■ Your instructions: Pick every line from the data that holds the word "chèn".

■ Input:
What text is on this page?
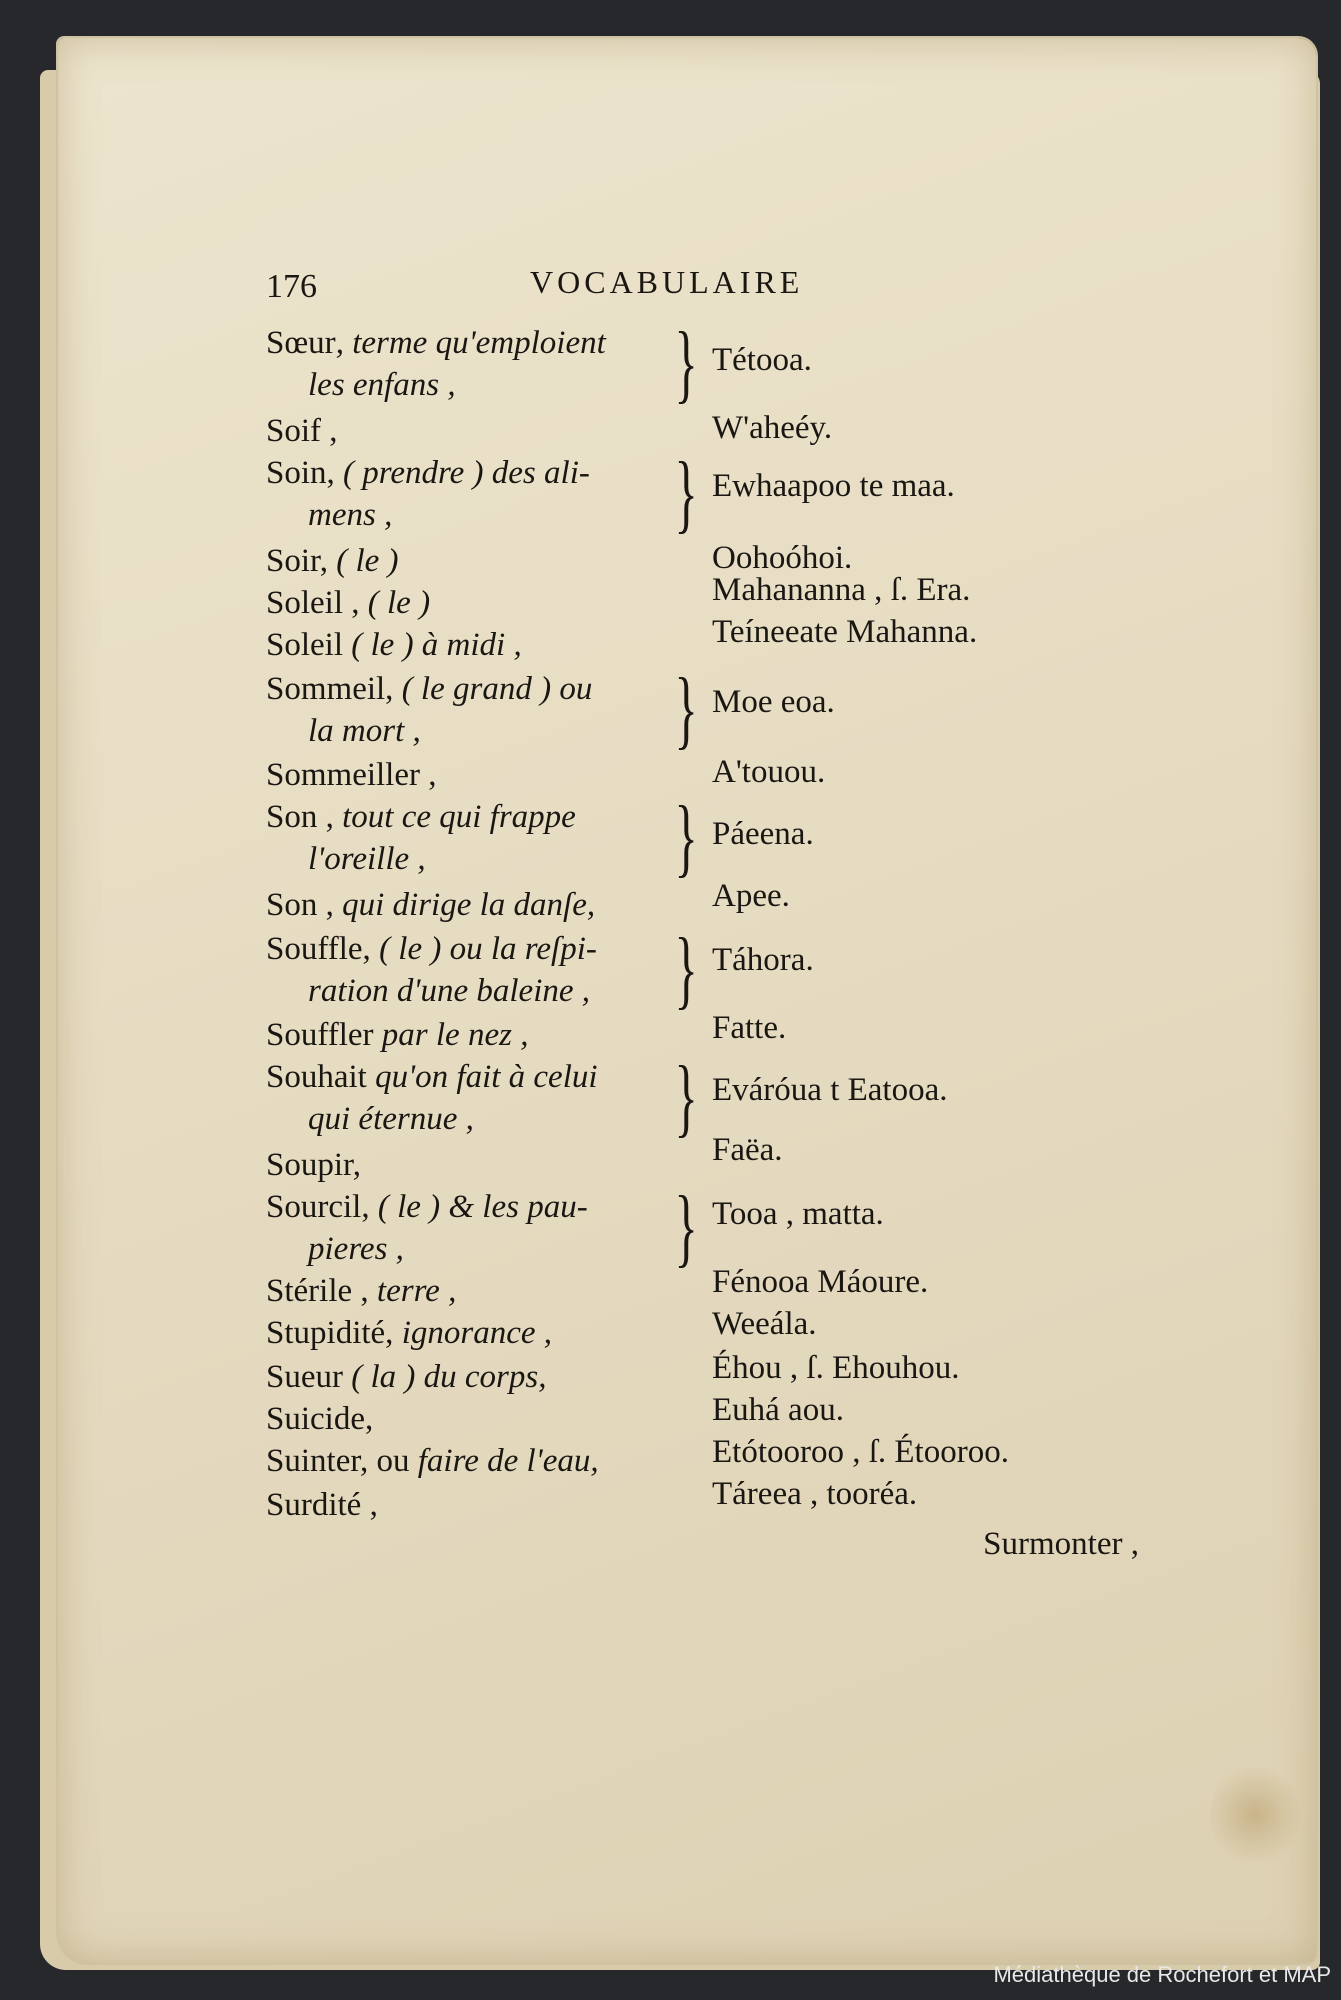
176	VOCABULAIRE
Sœur, terme qu'emploient
les enfans ,	} Tétooa.
Soif ,	W'aheéy.
Soin, ( prendre ) des ali-
mens ,	} Ewhaapoo te maa.
Soir, ( le )	Oohoóhoi.
Soleil , ( le )	Mahananna , ſ. Era.
Soleil ( le ) à midi ,	Teíneeate Mahanna.
Sommeil, ( le grand ) ou
la mort ,	} Moe eoa.
Sommeiller ,	A'touou.
Son , tout ce qui frappe
l'oreille ,	} Páeena.
Son , qui dirige la danſe,	Apee.
Souffle, ( le ) ou la reſpi-
ration d'une baleine , } Táhora.
Souffler par le nez ,	Fatte.
Souhait qu'on fait à celui
qui éternue ,	} Eváróua t Eatooa.
Soupir,	Faëa.
Sourcil, ( le ) & les pau-
pieres ,	} Tooa , matta.
Stérile , terre ,	Fénooa Máoure.
Stupidité, ignorance ,	Weeála.
Sueur ( la ) du corps,	Éhou , ſ. Ehouhou.
Suicide,	Euhá aou.
Suinter, ou faire de l'eau,	Etótooroo , ſ. Étooroo.
Surdité ,	Táreea , tooréa.
Surmonter ,
Médiathèque de Rochefort et MAP
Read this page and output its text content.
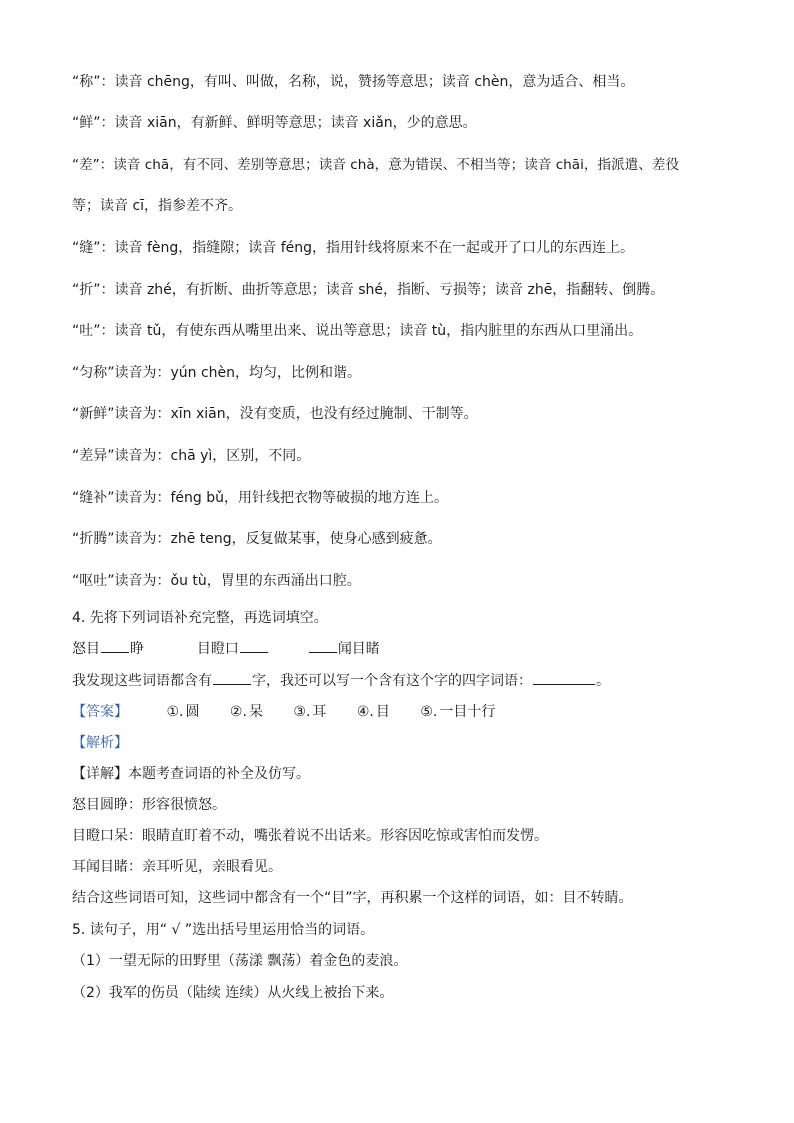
“称”：读音 chēng，有叫、叫做，名称，说，赞扬等意思；读音 chèn，意为适合、相当。
“鲜”：读音 xiān，有新鲜、鲜明等意思；读音 xiǎn，少的意思。
“差”：读音 chā，有不同、差别等意思；读音 chà，意为错误、不相当等；读音 chāi，指派遣、差役
等；读音 cī，指参差不齐。
“缝”：读音 fèng，指缝隙；读音 féng，指用针线将原来不在一起或开了口儿的东西连上。
“折”：读音 zhé，有折断、曲折等意思；读音 shé，指断、亏损等；读音 zhē，指翻转、倒腾。
“吐”：读音 tǔ，有使东西从嘴里出来、说出等意思；读音 tù，指内脏里的东西从口里涌出。
“匀称”读音为：yún chèn，均匀，比例和谐。
“新鲜”读音为：xīn xiān，没有变质，也没有经过腌制、干制等。
“差异”读音为：chā yì，区别，不同。
“缝补”读音为：féng bǔ，用针线把衣物等破损的地方连上。
“折腾”读音为：zhē teng，反复做某事，使身心感到疲惫。
“呕吐”读音为：ǒu tù，胃里的东西涌出口腔。
4. 先将下列词语补充完整，再选词填空。
怒目 睁	目瞪口	闻目睹
我发现这些词语都含有	字，我还可以写一个含有这个字的四字词语：	。
【答案】	①. 圆 ②. 呆 ③. 耳 ④. 目 ⑤. 一目十行
【解析】
【详解】本题考查词语的补全及仿写。
怒目圆睁：形容很愤怒。
目瞪口呆：眼睛直盯着不动，嘴张着说不出话来。形容因吃惊或害怕而发愣。
耳闻目睹：亲耳听见，亲眼看见。
结合这些词语可知，这些词中都含有一个“目”字，再积累一个这样的词语，如：目不转睛。
5. 读句子，用“ √ ”选出括号里运用恰当的词语。
（1）一望无际的田野里（荡漾 飘荡）着金色的麦浪。
（2）我军的伤员（陆续 连续）从火线上被抬下来。
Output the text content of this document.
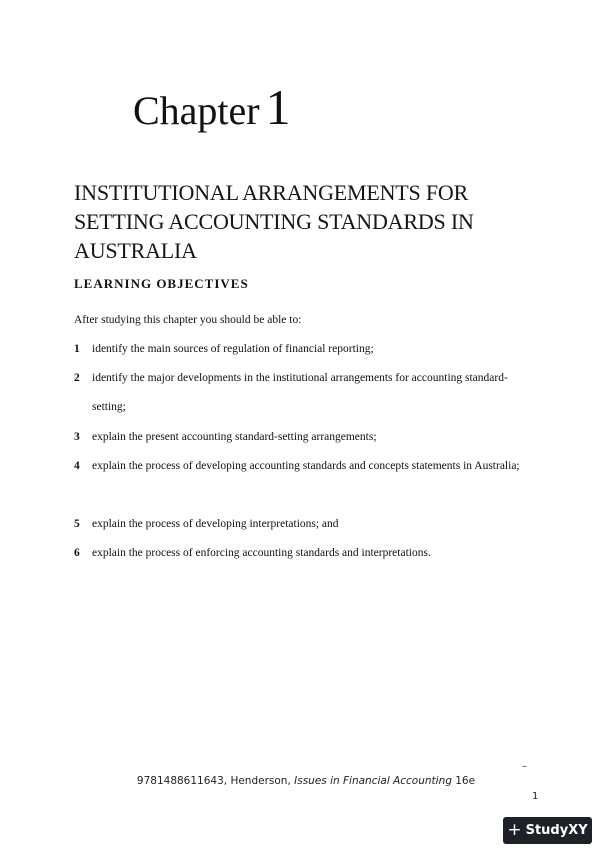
Chapter 1
INSTITUTIONAL ARRANGEMENTS FOR
SETTING ACCOUNTING STANDARDS IN
AUSTRALIA
LEARNING OBJECTIVES
After studying this chapter you should be able to:
1 identify the main sources of regulation of financial reporting;
2 identify the major developments in the institutional arrangements for accounting standard-setting;
3 explain the present accounting standard-setting arrangements;
4 explain the process of developing accounting standards and concepts statements in Australia;
5 explain the process of developing interpretations; and
6 explain the process of enforcing accounting standards and interpretations.
–
9781488611643, Henderson, Issues in Financial Accounting 16e
1
+ StudyXY
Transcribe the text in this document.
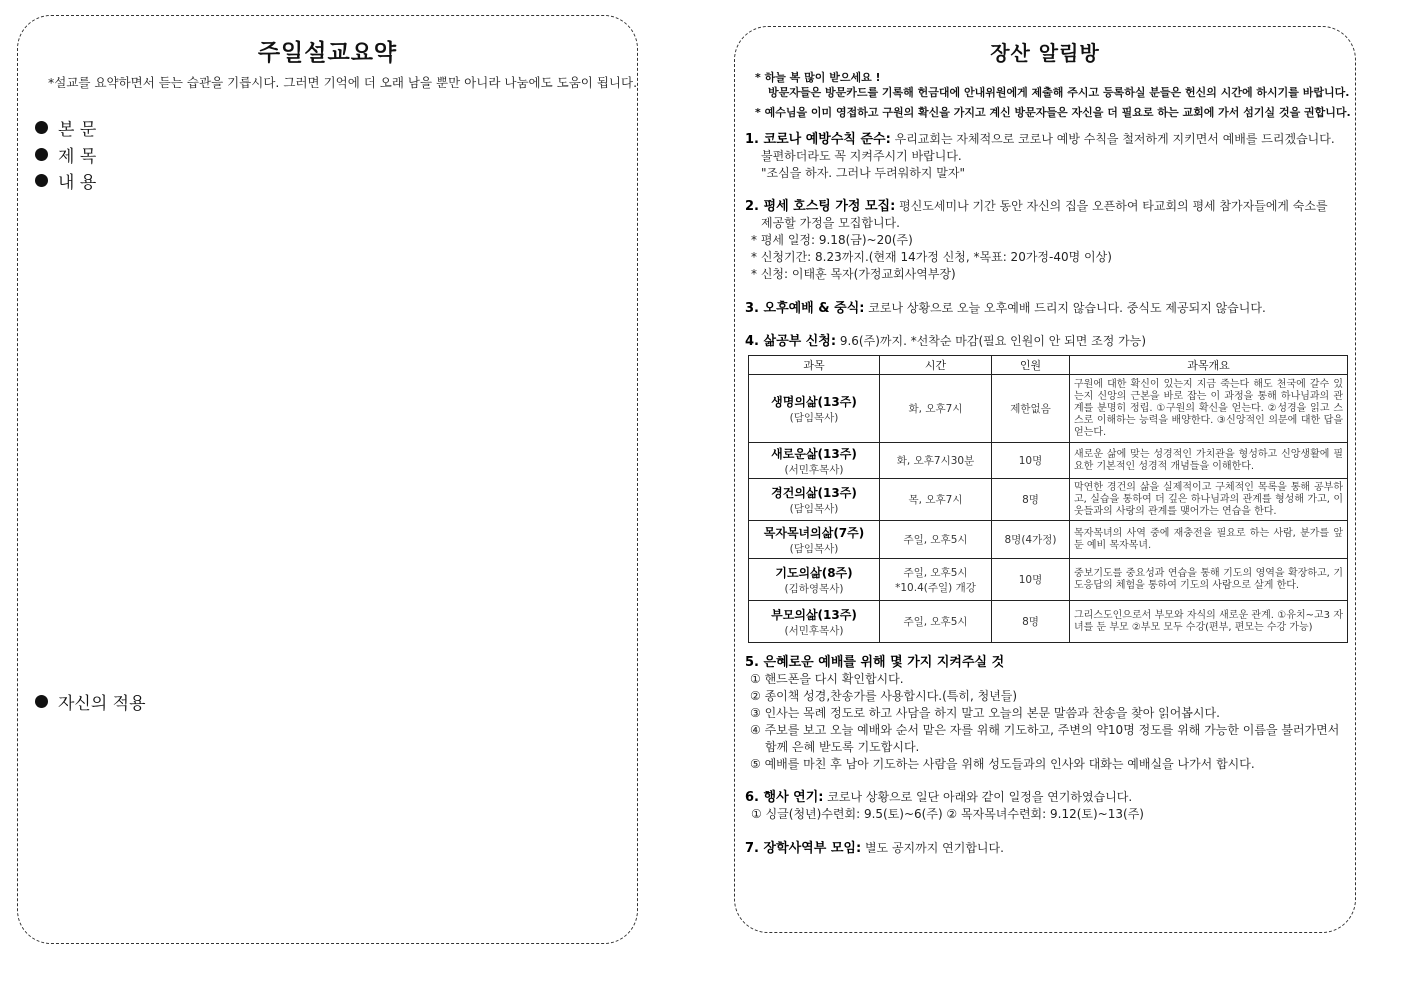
주일설교요약
*설교를 요약하면서 듣는 습관을 기릅시다. 그러면 기억에 더 오래 남을 뿐만 아니라 나눔에도 도움이 됩니다.
본 문
제 목
내 용
자신의 적용
장산 알림방
* 하늘 복 많이 받으세요 !
방문자들은 방문카드를 기록해 헌금대에 안내위원에게 제출해 주시고 등록하실 분들은 헌신의 시간에 하시기를 바랍니다.
* 예수님을 이미 영접하고 구원의 확신을 가지고 계신 방문자들은 자신을 더 필요로 하는 교회에 가서 섬기실 것을 권합니다.

1. 코로나 예방수칙 준수: 우리교회는 자체적으로 코로나 예방 수칙을 철저하게 지키면서 예배를 드리겠습니다.

불편하더라도 꼭 지켜주시기 바랍니다.

"조심을 하자. 그러나 두려워하지 말자"

2. 평세 호스팅 가정 모집: 평신도세미나 기간 동안 자신의 집을 오픈하여 타교회의 평세 참가자들에게 숙소를

제공할 가정을 모집합니다.

* 평세 일정: 9.18(금)~20(주)

* 신청기간: 8.23까지.(현재 14가정 신청, *목표: 20가정-40명 이상)

* 신청: 이태훈 목자(가정교회사역부장)

3. 오후예배 & 중식: 코로나 상황으로 오늘 오후예배 드리지 않습니다. 중식도 제공되지 않습니다.

4. 삶공부 신청: 9.6(주)까지. *선착순 마감(필요 인원이 안 되면 조정 가능)

과목	시간	인원	과목개요

생명의삶(13주)
(담임목사)	화, 오후7시	제한없음	구원에 대한 확신이 있는지 지금 죽는다 해도 천국에 갈수 있는지 신앙의 근본을 바로 잡는 이 과정을 통해 하나님과의 관계를 분명히 정립. ①구원의 확신을 얻는다. ②성경을 읽고 스스로 이해하는 능력을 배양한다. ③신앙적인 의문에 대한 답을 얻는다.

새로운삶(13주)
(서민후목사)	화, 오후7시30분	10명	새로운 삶에 맞는 성경적인 가치관을 형성하고 신앙생활에 필요한 기본적인 성경적 개념들을 이해한다.

경건의삶(13주)
(담임목사)	목, 오후7시	8명	막연한 경건의 삶을 실제적이고 구체적인 목록을 통해 공부하고, 실습을 통하여 더 깊은 하나님과의 관계를 형성해 가고, 이웃들과의 사랑의 관계를 맺어가는 연습을 한다.

목자목녀의삶(7주)
(담임목사)	주일, 오후5시	8명(4가정)	목자목녀의 사역 중에 재충전을 필요로 하는 사람, 분가를 앞둔 예비 목자목녀.

기도의삶(8주)
(김하영목사)	주일, 오후5시
*10.4(주일) 개강	10명	중보기도를 중요성과 연습을 통해 기도의 영역을 확장하고, 기도응답의 체험을 통하여 기도의 사람으로 살게 한다.

부모의삶(13주)
(서민후목사)	주일, 오후5시	8명	그리스도인으로서 부모와 자식의 새로운 관계. ①유치~고3 자녀를 둔 부모 ②부모 모두 수강(편부, 편모는 수강 가능)

5. 은혜로운 예배를 위해 몇 가지 지켜주실 것

① 핸드폰을 다시 확인합시다.

② 종이책 성경,찬송가를 사용합시다.(특히, 청년들)

③ 인사는 목례 정도로 하고 사담을 하지 말고 오늘의 본문 말씀과 찬송을 찾아 읽어봅시다.

④ 주보를 보고 오늘 예배와 순서 맡은 자를 위해 기도하고, 주변의 약10명 정도를 위해 가능한 이름을 불러가면서 함께 은혜 받도록 기도합시다.

⑤ 예배를 마친 후 남아 기도하는 사람을 위해 성도들과의 인사와 대화는 예배실을 나가서 합시다.

6. 행사 연기: 코로나 상황으로 일단 아래와 같이 일정을 연기하였습니다.

① 싱글(청년)수련회: 9.5(토)~6(주) ② 목자목녀수련회: 9.12(토)~13(주)

7. 장학사역부 모임: 별도 공지까지 연기합니다.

■ Answer to this task:
“称”：读音 chēng，有叫、叫做，名称，说，赞扬等意思；读音 chèn，意为适合、相当。
“匀称”读音为：yún chèn，均匀，比例和谐。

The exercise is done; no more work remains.